== STORED ROWS ==
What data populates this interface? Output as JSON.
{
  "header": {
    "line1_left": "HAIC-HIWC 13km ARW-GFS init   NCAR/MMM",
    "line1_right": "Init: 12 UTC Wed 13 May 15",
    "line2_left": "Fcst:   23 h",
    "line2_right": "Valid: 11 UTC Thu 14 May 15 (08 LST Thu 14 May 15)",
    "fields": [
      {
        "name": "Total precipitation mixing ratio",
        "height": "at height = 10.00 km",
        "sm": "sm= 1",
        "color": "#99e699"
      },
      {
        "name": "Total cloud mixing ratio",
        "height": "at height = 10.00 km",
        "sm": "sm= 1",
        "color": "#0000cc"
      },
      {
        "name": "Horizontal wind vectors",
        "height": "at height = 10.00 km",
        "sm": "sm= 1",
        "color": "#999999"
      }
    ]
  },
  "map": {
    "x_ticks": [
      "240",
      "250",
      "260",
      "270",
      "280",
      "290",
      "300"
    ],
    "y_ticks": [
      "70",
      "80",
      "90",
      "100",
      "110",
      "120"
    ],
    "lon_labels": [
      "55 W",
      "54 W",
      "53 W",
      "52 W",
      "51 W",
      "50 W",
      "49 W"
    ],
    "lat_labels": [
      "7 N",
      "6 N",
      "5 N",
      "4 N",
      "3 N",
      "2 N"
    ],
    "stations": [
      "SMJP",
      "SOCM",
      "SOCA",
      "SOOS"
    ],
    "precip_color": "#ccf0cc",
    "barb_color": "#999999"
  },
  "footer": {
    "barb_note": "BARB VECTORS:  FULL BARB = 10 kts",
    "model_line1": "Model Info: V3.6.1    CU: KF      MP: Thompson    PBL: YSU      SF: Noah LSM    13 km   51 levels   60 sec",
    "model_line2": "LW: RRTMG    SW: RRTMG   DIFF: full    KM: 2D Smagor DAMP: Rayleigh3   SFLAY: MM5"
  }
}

==

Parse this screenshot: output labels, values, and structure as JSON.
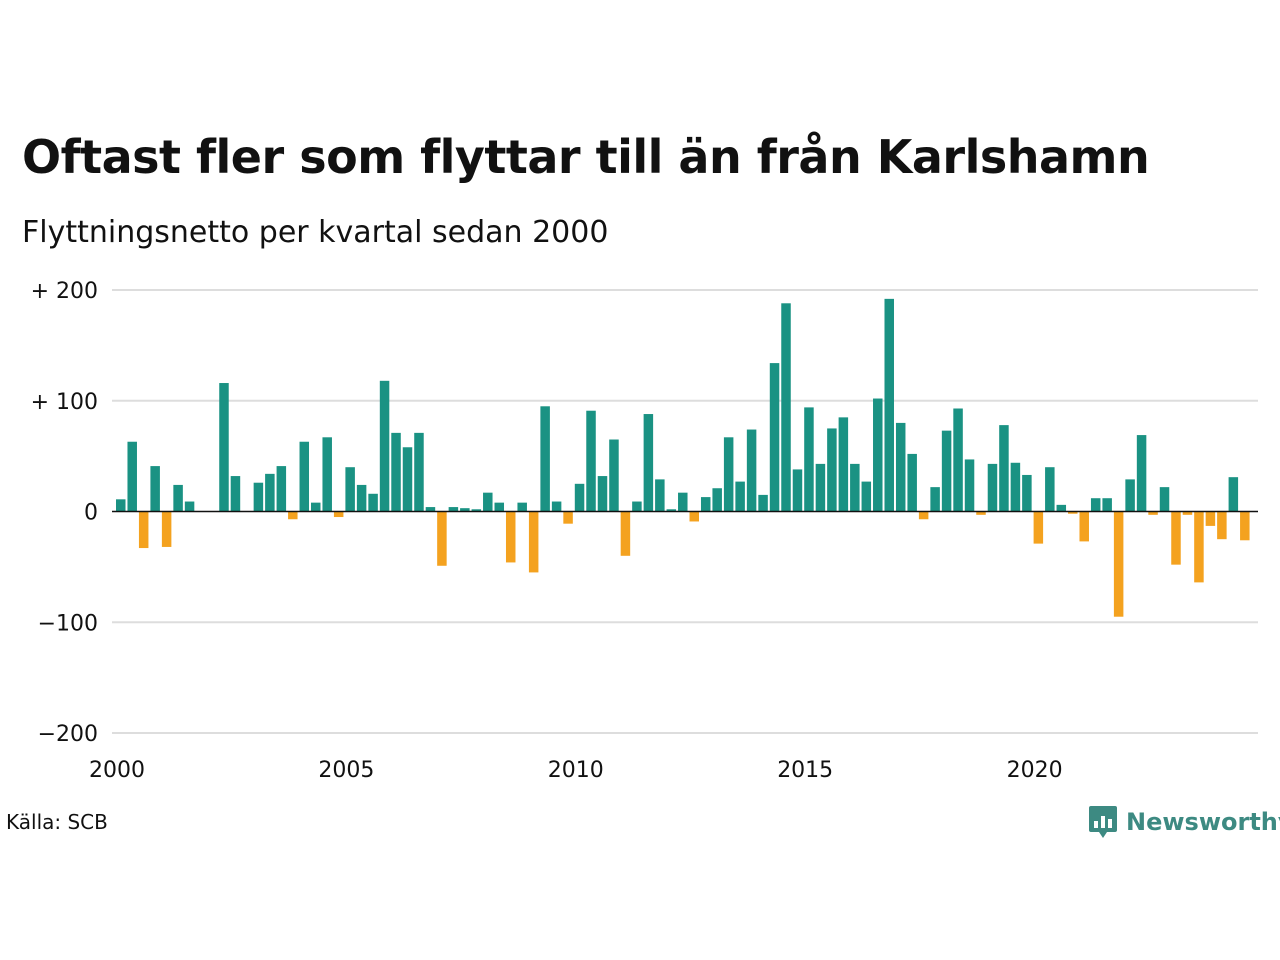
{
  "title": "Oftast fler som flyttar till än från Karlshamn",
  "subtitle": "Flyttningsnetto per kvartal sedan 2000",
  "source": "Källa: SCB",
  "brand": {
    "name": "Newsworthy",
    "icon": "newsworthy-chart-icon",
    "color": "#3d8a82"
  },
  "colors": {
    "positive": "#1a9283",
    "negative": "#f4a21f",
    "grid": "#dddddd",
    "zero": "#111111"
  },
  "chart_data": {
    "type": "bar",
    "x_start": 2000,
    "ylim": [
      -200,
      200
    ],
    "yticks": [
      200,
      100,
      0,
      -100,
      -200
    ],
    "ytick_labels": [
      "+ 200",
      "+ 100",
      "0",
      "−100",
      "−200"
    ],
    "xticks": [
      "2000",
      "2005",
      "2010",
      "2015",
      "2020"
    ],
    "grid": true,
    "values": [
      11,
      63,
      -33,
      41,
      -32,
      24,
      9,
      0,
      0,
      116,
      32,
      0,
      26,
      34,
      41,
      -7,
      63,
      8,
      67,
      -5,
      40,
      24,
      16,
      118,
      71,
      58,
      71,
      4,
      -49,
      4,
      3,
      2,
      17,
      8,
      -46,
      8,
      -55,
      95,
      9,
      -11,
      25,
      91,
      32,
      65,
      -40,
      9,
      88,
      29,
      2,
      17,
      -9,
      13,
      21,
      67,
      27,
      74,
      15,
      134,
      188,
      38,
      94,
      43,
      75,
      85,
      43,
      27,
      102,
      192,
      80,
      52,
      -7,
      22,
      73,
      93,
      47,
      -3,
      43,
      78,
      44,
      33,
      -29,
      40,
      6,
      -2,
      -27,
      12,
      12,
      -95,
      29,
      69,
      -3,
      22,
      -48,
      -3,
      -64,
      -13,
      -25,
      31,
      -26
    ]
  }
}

== AIM OF THE EXERCISE ==
Only the number is wanted: how many lines in the data include the string "mixing"?

== ANSWER TO THE EXERCISE ==
2